Every line holding the string "MSCI" should be gathered.

* Start GIVEN DATA *

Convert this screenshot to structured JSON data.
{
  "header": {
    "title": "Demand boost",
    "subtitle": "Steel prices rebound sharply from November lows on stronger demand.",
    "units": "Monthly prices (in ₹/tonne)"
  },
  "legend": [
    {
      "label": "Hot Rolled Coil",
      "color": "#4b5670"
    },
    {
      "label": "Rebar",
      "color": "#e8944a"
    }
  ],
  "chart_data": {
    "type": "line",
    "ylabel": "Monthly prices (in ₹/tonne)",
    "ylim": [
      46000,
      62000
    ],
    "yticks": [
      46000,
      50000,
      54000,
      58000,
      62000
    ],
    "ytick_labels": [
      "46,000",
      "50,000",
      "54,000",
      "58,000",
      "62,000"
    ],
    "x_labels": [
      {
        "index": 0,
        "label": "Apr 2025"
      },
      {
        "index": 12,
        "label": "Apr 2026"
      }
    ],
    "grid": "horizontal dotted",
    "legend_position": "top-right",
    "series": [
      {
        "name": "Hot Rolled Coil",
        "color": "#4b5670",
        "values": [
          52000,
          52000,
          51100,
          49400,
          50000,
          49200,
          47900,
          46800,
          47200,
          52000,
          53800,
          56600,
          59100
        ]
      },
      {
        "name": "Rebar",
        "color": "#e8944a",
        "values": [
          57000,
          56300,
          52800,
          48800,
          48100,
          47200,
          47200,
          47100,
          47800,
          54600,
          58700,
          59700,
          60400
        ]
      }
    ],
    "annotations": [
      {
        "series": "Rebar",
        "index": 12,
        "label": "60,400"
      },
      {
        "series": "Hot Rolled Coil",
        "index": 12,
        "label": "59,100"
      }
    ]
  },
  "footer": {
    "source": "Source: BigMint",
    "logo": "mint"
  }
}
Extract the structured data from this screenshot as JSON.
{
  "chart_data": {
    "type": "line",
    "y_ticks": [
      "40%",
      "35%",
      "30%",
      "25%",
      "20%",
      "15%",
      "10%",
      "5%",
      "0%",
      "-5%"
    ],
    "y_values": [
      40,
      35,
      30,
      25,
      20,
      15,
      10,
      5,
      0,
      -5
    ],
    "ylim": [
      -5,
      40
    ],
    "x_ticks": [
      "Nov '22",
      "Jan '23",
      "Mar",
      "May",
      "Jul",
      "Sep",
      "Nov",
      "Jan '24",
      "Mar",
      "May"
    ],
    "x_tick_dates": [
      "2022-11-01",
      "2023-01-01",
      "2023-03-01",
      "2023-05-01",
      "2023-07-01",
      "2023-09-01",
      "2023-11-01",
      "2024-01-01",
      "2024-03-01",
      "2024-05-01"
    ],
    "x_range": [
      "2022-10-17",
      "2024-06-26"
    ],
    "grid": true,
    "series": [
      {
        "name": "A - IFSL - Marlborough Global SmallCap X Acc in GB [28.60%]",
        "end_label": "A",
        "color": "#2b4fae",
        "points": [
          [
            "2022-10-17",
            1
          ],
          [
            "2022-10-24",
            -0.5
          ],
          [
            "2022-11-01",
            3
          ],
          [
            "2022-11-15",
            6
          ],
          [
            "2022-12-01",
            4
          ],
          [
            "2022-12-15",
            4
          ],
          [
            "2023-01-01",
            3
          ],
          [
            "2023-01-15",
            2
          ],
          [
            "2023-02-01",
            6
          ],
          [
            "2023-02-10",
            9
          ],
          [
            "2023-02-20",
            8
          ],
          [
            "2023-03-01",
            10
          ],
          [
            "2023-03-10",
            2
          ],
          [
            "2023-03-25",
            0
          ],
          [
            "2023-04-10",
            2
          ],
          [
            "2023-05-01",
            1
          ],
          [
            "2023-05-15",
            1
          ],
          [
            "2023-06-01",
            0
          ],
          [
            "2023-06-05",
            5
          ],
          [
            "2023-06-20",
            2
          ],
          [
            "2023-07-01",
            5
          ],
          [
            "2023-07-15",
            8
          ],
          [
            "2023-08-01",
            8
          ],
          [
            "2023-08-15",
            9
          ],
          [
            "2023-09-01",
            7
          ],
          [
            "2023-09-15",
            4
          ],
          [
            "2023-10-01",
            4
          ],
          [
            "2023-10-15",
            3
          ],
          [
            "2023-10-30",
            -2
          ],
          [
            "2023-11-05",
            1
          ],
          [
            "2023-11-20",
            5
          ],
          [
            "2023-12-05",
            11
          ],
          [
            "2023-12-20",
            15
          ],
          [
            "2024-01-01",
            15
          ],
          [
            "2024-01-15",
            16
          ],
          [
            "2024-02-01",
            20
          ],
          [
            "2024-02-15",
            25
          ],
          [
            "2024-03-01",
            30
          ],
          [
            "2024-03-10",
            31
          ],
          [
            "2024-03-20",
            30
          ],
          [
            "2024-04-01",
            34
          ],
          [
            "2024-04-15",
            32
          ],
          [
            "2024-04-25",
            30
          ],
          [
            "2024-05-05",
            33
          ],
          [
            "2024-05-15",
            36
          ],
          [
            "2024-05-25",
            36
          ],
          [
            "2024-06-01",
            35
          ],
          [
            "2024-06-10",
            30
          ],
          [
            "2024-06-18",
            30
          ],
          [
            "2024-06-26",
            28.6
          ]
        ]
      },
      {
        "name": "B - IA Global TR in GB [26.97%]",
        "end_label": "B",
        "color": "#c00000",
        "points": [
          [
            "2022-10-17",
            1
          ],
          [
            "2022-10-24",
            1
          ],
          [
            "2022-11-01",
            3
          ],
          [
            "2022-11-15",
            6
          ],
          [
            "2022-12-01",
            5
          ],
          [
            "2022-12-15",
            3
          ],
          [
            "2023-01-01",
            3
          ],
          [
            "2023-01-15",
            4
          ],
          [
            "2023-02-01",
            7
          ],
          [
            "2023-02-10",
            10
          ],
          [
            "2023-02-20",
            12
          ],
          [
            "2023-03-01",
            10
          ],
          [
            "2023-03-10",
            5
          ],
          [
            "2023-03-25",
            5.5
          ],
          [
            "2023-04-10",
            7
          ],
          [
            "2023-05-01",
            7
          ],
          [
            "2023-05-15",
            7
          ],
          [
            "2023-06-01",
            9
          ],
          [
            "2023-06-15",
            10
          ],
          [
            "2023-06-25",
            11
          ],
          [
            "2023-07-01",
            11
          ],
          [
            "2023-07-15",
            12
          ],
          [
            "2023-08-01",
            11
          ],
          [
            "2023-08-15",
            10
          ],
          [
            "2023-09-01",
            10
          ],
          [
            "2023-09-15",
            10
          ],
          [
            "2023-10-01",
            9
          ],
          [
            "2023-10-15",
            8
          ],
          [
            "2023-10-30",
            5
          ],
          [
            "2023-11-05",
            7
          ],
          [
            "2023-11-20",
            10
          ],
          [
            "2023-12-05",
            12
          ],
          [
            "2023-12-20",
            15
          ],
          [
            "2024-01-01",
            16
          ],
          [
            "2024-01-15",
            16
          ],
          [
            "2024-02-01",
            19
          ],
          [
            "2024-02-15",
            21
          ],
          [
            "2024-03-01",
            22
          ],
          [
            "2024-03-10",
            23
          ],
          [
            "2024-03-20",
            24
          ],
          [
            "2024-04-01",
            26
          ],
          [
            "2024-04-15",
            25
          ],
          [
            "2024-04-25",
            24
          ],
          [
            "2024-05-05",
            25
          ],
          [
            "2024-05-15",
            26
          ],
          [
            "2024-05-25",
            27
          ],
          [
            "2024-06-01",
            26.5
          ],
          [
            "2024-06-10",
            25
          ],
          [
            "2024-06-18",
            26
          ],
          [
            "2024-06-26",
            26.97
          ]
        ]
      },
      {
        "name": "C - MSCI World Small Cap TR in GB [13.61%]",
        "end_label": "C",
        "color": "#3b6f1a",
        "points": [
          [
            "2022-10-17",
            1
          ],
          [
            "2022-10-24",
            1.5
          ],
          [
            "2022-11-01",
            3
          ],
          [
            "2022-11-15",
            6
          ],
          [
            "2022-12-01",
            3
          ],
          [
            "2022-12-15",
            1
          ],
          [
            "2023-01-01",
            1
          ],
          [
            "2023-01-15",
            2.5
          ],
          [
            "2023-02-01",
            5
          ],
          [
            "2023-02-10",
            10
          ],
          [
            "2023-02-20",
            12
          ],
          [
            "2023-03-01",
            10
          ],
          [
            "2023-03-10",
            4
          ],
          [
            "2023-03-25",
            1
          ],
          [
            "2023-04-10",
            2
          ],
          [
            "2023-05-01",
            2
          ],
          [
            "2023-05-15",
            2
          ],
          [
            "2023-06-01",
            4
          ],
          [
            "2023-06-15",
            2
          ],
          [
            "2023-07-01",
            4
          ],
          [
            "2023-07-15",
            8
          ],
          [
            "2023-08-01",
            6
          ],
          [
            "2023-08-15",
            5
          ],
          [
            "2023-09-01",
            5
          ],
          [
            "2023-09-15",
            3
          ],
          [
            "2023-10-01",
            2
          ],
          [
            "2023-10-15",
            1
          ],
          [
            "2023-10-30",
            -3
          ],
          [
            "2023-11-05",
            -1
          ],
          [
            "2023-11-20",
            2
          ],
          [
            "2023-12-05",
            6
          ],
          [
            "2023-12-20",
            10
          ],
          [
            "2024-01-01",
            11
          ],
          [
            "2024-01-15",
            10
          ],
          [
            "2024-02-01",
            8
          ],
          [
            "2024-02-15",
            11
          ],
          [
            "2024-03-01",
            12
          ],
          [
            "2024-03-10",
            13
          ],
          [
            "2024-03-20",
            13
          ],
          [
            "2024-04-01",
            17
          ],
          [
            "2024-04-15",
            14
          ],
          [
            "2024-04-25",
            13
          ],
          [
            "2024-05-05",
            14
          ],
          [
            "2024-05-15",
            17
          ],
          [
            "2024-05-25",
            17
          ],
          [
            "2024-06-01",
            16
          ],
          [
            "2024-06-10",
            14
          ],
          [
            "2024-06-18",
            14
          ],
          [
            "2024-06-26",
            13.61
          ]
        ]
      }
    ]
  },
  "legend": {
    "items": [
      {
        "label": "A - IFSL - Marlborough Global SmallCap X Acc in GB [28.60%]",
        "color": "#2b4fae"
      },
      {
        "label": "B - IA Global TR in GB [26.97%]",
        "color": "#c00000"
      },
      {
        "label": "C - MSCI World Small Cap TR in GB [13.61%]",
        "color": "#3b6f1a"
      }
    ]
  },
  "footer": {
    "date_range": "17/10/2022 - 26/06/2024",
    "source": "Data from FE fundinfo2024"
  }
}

* End GIVEN DATA *

■ EXERCISE SOLUTION ■
        "name": "C - MSCI World Small Cap TR in GB [13.61%]",
        "label": "C - MSCI World Small Cap TR in GB [13.61%]",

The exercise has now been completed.